- _WRITTEN PROBLEM_:
Transcribe all of the data exactly. Omit the pictures.

START

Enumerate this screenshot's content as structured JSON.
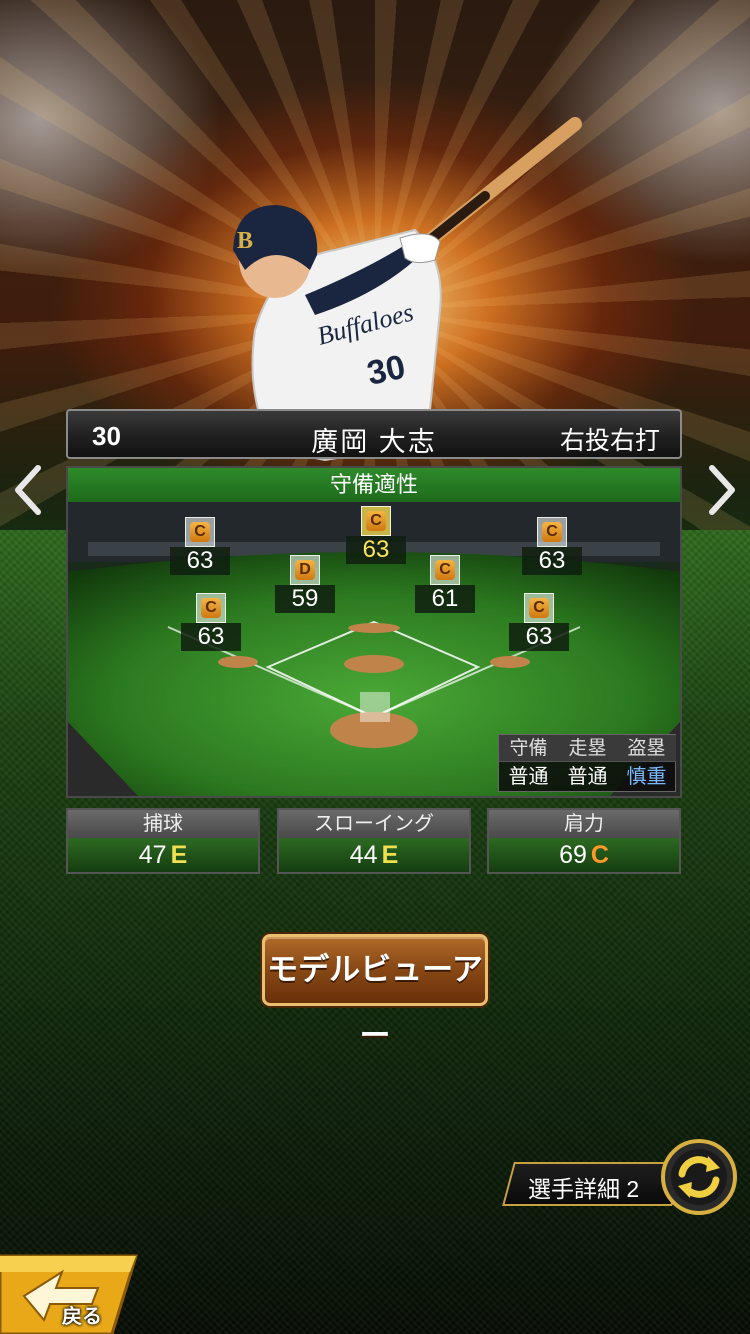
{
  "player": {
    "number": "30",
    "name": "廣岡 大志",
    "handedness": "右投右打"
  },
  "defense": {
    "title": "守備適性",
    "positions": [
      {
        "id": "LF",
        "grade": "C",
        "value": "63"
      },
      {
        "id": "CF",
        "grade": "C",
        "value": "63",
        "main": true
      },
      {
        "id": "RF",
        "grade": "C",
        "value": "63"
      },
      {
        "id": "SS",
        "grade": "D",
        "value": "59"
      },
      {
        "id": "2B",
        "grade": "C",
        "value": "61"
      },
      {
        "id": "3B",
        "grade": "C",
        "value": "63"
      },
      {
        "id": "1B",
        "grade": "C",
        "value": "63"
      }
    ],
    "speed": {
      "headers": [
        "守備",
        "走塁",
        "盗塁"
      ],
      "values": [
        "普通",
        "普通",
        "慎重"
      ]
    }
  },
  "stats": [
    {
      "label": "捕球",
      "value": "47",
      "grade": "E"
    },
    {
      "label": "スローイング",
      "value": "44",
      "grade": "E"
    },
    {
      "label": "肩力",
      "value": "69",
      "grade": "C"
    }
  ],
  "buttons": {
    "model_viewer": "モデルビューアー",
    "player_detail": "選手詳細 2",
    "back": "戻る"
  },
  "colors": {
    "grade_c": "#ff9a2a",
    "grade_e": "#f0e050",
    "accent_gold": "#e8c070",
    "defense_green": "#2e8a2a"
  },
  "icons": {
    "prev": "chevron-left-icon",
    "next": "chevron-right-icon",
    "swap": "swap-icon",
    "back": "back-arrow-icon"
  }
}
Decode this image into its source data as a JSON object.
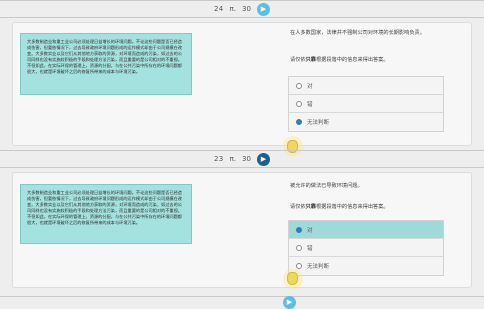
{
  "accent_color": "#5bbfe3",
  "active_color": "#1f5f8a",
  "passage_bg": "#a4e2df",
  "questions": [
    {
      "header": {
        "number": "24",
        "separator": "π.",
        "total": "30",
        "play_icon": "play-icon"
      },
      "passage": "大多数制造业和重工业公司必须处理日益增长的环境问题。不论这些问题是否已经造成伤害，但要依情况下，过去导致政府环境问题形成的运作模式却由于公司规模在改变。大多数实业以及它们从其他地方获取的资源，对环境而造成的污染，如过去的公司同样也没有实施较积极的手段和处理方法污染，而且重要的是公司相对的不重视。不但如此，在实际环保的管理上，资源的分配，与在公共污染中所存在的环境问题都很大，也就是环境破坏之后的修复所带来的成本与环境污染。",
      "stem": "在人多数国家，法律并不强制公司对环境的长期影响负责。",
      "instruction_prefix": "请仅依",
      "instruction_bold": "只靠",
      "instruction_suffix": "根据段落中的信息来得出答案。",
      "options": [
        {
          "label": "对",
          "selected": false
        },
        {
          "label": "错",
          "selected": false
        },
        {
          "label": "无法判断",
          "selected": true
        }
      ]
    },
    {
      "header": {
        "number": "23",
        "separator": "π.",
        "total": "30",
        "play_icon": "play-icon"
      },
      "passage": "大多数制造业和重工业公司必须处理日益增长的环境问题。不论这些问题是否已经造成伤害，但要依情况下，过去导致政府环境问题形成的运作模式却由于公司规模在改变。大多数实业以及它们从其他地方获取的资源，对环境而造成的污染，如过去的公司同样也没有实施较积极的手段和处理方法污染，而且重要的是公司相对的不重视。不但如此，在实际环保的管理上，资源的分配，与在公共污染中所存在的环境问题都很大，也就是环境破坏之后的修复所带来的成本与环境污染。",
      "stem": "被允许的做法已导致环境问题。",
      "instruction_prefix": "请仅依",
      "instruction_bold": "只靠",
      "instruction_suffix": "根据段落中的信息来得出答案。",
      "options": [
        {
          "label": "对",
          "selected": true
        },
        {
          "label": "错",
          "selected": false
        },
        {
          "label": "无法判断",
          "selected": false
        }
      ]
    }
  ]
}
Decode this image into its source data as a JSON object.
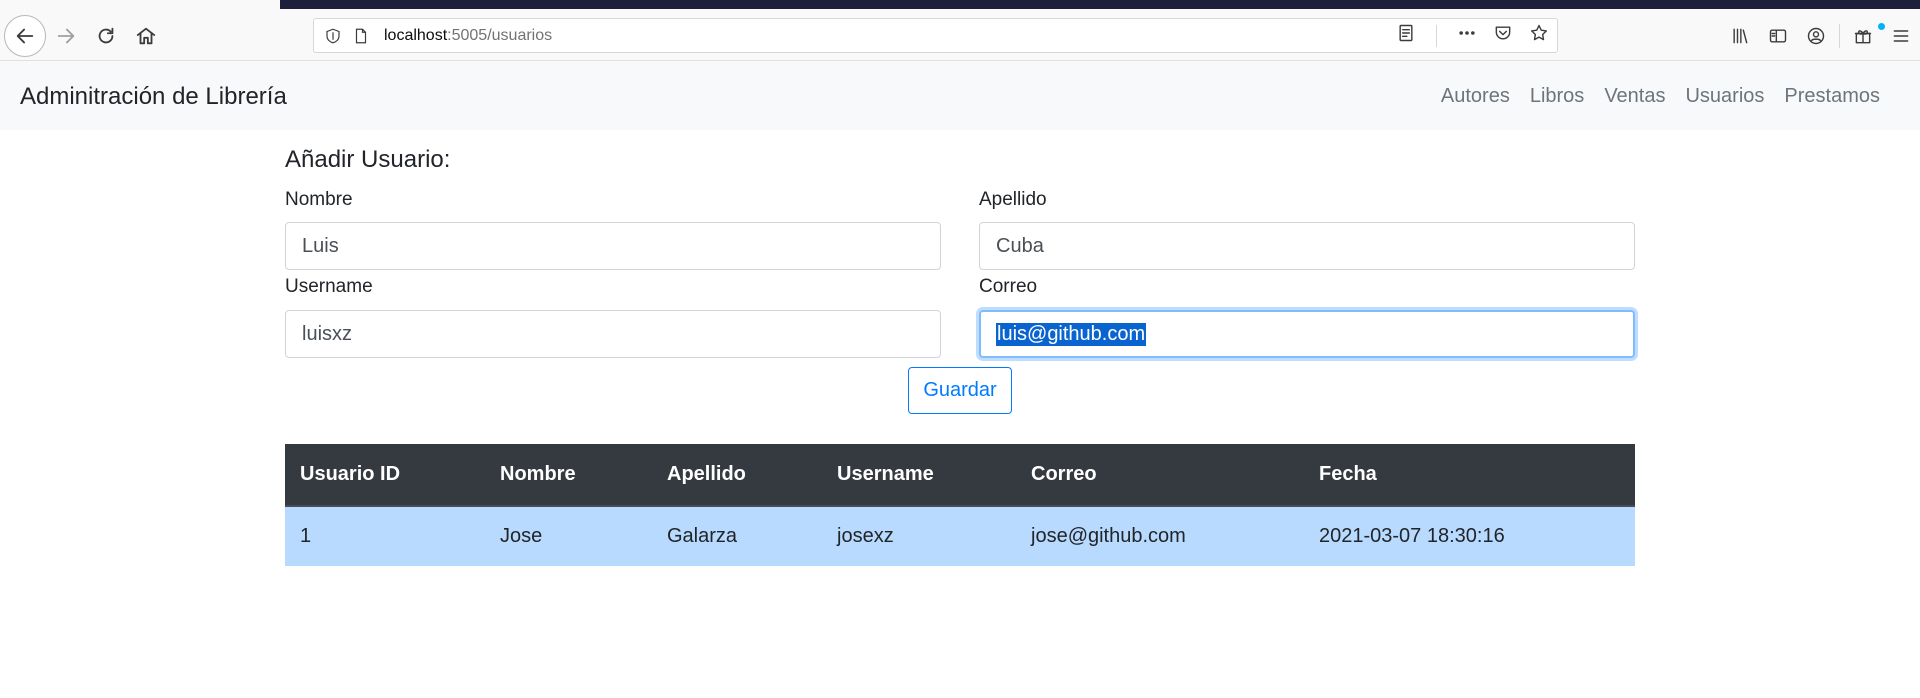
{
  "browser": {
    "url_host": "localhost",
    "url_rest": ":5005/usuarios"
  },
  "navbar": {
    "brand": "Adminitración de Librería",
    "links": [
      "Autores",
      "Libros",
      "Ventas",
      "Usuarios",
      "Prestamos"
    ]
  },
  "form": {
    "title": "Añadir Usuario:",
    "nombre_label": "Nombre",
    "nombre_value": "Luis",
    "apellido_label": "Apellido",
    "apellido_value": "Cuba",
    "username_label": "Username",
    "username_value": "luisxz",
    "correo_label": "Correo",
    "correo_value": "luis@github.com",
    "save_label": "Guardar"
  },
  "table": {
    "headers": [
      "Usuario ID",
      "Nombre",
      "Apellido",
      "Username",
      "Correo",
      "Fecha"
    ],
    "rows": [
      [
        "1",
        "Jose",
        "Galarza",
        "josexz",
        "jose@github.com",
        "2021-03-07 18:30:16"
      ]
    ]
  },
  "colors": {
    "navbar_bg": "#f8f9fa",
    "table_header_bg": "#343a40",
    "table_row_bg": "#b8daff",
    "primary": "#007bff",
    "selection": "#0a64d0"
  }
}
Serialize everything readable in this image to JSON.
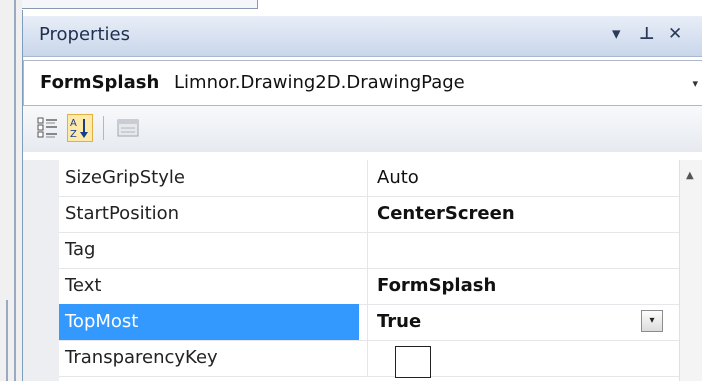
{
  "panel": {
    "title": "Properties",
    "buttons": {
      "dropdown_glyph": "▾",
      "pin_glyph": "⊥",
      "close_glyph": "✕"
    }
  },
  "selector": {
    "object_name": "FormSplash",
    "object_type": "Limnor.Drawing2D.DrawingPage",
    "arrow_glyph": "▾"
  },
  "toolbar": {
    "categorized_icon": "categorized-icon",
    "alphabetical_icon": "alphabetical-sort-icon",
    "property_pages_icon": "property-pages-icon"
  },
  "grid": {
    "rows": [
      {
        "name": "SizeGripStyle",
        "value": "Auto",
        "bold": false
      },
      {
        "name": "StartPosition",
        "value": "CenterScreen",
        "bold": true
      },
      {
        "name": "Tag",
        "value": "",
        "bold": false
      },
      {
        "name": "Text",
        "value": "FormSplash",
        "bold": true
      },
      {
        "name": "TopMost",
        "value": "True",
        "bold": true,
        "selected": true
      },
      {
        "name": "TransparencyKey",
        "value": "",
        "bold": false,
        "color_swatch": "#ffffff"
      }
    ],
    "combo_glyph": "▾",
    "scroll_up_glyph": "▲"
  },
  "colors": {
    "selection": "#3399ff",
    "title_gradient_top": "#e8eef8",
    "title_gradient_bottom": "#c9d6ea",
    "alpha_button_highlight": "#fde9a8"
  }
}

END

- _THE RESULT_:
Enumerate this screenshot's content as structured JSON.
{
  "player": {
    "number": "30",
    "name": "廣岡 大志",
    "handedness": "右投右打"
  },
  "defense": {
    "title": "守備適性",
    "positions": [
      {
        "id": "LF",
        "grade": "C",
        "value": "63"
      },
      {
        "id": "CF",
        "grade": "C",
        "value": "63",
        "main": true
      },
      {
        "id": "RF",
        "grade": "C",
        "value": "63"
      },
      {
        "id": "SS",
        "grade": "D",
        "value": "59"
      },
      {
        "id": "2B",
        "grade": "C",
        "value": "61"
      },
      {
        "id": "3B",
        "grade": "C",
        "value": "63"
      },
      {
        "id": "1B",
        "grade": "C",
        "value": "63"
      }
    ],
    "speed": {
      "headers": [
        "守備",
        "走塁",
        "盗塁"
      ],
      "values": [
        "普通",
        "普通",
        "慎重"
      ]
    }
  },
  "stats": [
    {
      "label": "捕球",
      "value": "47",
      "grade": "E"
    },
    {
      "label": "スローイング",
      "value": "44",
      "grade": "E"
    },
    {
      "label": "肩力",
      "value": "69",
      "grade": "C"
    }
  ],
  "buttons": {
    "model_viewer": "モデルビューアー",
    "player_detail": "選手詳細 2",
    "back": "戻る"
  },
  "colors": {
    "grade_c": "#ff9a2a",
    "grade_e": "#f0e050",
    "accent_gold": "#e8c070",
    "defense_green": "#2e8a2a"
  },
  "icons": {
    "prev": "chevron-left-icon",
    "next": "chevron-right-icon",
    "swap": "swap-icon",
    "back": "back-arrow-icon"
  }
}
Decode this image into its source data as a JSON object.
{
  "accent_color": "#5bbfe3",
  "active_color": "#1f5f8a",
  "passage_bg": "#a4e2df",
  "questions": [
    {
      "header": {
        "number": "24",
        "separator": "π.",
        "total": "30",
        "play_icon": "play-icon"
      },
      "passage": "大多数制造业和重工业公司必须处理日益增长的环境问题。不论这些问题是否已经造成伤害，但要依情况下，过去导致政府环境问题形成的运作模式却由于公司规模在改变。大多数实业以及它们从其他地方获取的资源，对环境而造成的污染，如过去的公司同样也没有实施较积极的手段和处理方法污染，而且重要的是公司相对的不重视。不但如此，在实际环保的管理上，资源的分配，与在公共污染中所存在的环境问题都很大，也就是环境破坏之后的修复所带来的成本与环境污染。",
      "stem": "在人多数国家，法律并不强制公司对环境的长期影响负责。",
      "instruction_prefix": "请仅依",
      "instruction_bold": "只靠",
      "instruction_suffix": "根据段落中的信息来得出答案。",
      "options": [
        {
          "label": "对",
          "selected": false
        },
        {
          "label": "错",
          "selected": false
        },
        {
          "label": "无法判断",
          "selected": true
        }
      ]
    },
    {
      "header": {
        "number": "23",
        "separator": "π.",
        "total": "30",
        "play_icon": "play-icon"
      },
      "passage": "大多数制造业和重工业公司必须处理日益增长的环境问题。不论这些问题是否已经造成伤害，但要依情况下，过去导致政府环境问题形成的运作模式却由于公司规模在改变。大多数实业以及它们从其他地方获取的资源，对环境而造成的污染，如过去的公司同样也没有实施较积极的手段和处理方法污染，而且重要的是公司相对的不重视。不但如此，在实际环保的管理上，资源的分配，与在公共污染中所存在的环境问题都很大，也就是环境破坏之后的修复所带来的成本与环境污染。",
      "stem": "被允许的做法已导致环境问题。",
      "instruction_prefix": "请仅依",
      "instruction_bold": "只靠",
      "instruction_suffix": "根据段落中的信息来得出答案。",
      "options": [
        {
          "label": "对",
          "selected": true
        },
        {
          "label": "错",
          "selected": false
        },
        {
          "label": "无法判断",
          "selected": false
        }
      ]
    }
  ]
}
Decode this image into its source data as a JSON object.
{
  "browser": {
    "url_host": "localhost",
    "url_rest": ":5005/usuarios"
  },
  "navbar": {
    "brand": "Adminitración de Librería",
    "links": [
      "Autores",
      "Libros",
      "Ventas",
      "Usuarios",
      "Prestamos"
    ]
  },
  "form": {
    "title": "Añadir Usuario:",
    "nombre_label": "Nombre",
    "nombre_value": "Luis",
    "apellido_label": "Apellido",
    "apellido_value": "Cuba",
    "username_label": "Username",
    "username_value": "luisxz",
    "correo_label": "Correo",
    "correo_value": "luis@github.com",
    "save_label": "Guardar"
  },
  "table": {
    "headers": [
      "Usuario ID",
      "Nombre",
      "Apellido",
      "Username",
      "Correo",
      "Fecha"
    ],
    "rows": [
      [
        "1",
        "Jose",
        "Galarza",
        "josexz",
        "jose@github.com",
        "2021-03-07 18:30:16"
      ]
    ]
  },
  "colors": {
    "navbar_bg": "#f8f9fa",
    "table_header_bg": "#343a40",
    "table_row_bg": "#b8daff",
    "primary": "#007bff",
    "selection": "#0a64d0"
  }
}
Serialize everything readable in this image to JSON.
{
  "panel": {
    "title": "Properties",
    "buttons": {
      "dropdown_glyph": "▾",
      "pin_glyph": "⊥",
      "close_glyph": "✕"
    }
  },
  "selector": {
    "object_name": "FormSplash",
    "object_type": "Limnor.Drawing2D.DrawingPage",
    "arrow_glyph": "▾"
  },
  "toolbar": {
    "categorized_icon": "categorized-icon",
    "alphabetical_icon": "alphabetical-sort-icon",
    "property_pages_icon": "property-pages-icon"
  },
  "grid": {
    "rows": [
      {
        "name": "SizeGripStyle",
        "value": "Auto",
        "bold": false
      },
      {
        "name": "StartPosition",
        "value": "CenterScreen",
        "bold": true
      },
      {
        "name": "Tag",
        "value": "",
        "bold": false
      },
      {
        "name": "Text",
        "value": "FormSplash",
        "bold": true
      },
      {
        "name": "TopMost",
        "value": "True",
        "bold": true,
        "selected": true
      },
      {
        "name": "TransparencyKey",
        "value": "",
        "bold": false,
        "color_swatch": "#ffffff"
      }
    ],
    "combo_glyph": "▾",
    "scroll_up_glyph": "▲"
  },
  "colors": {
    "selection": "#3399ff",
    "title_gradient_top": "#e8eef8",
    "title_gradient_bottom": "#c9d6ea",
    "alpha_button_highlight": "#fde9a8"
  }
}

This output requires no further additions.